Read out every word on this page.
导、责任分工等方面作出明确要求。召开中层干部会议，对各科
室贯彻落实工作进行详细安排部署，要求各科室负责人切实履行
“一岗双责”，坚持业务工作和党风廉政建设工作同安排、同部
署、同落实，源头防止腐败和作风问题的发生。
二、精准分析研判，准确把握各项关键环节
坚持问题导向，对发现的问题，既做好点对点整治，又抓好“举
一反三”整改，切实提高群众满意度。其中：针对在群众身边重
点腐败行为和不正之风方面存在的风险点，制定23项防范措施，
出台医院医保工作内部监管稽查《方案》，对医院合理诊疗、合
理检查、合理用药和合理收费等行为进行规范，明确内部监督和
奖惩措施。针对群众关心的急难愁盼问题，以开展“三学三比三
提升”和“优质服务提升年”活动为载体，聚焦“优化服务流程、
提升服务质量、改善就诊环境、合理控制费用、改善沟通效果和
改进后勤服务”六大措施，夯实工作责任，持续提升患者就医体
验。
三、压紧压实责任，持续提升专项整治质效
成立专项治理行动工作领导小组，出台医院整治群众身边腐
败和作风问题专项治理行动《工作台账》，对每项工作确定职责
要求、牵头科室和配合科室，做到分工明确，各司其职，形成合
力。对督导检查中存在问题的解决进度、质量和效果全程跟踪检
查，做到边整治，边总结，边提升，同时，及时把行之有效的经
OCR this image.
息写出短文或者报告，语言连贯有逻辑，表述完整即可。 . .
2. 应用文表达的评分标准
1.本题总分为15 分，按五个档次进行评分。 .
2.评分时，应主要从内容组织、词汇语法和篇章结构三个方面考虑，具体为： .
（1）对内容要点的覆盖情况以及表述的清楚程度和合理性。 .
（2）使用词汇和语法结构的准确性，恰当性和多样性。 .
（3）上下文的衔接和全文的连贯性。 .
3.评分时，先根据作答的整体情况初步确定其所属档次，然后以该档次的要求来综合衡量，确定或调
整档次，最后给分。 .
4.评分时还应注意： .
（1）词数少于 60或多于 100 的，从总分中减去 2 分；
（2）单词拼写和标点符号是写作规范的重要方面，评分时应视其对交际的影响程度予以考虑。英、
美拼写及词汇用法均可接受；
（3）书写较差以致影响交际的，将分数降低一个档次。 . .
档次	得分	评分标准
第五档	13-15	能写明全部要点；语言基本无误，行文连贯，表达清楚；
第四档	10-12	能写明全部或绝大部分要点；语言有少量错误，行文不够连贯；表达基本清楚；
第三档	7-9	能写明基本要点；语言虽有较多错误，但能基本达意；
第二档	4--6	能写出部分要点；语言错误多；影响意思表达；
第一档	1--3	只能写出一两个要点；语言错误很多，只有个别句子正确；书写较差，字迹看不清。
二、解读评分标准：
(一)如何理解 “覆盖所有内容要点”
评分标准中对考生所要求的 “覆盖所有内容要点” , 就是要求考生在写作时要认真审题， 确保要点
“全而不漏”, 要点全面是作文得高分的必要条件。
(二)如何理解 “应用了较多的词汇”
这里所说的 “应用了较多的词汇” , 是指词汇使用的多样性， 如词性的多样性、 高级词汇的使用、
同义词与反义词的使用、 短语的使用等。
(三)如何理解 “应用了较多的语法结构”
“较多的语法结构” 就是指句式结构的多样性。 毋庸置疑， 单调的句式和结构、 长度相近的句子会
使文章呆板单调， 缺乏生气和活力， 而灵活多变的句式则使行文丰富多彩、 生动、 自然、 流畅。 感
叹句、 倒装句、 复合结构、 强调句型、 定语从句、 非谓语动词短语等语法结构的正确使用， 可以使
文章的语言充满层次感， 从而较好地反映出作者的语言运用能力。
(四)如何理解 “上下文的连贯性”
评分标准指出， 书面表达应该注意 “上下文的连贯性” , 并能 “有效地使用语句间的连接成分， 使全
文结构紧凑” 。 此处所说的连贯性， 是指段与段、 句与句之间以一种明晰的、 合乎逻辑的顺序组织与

# Exercise details
Locate the lines above that hold the word "应用了较多的词汇". Show every one of them.

# Expected answer
(二)如何理解 “应用了较多的词汇”
这里所说的 “应用了较多的词汇” , 是指词汇使用的多样性， 如词性的多样性、 高级词汇的使用、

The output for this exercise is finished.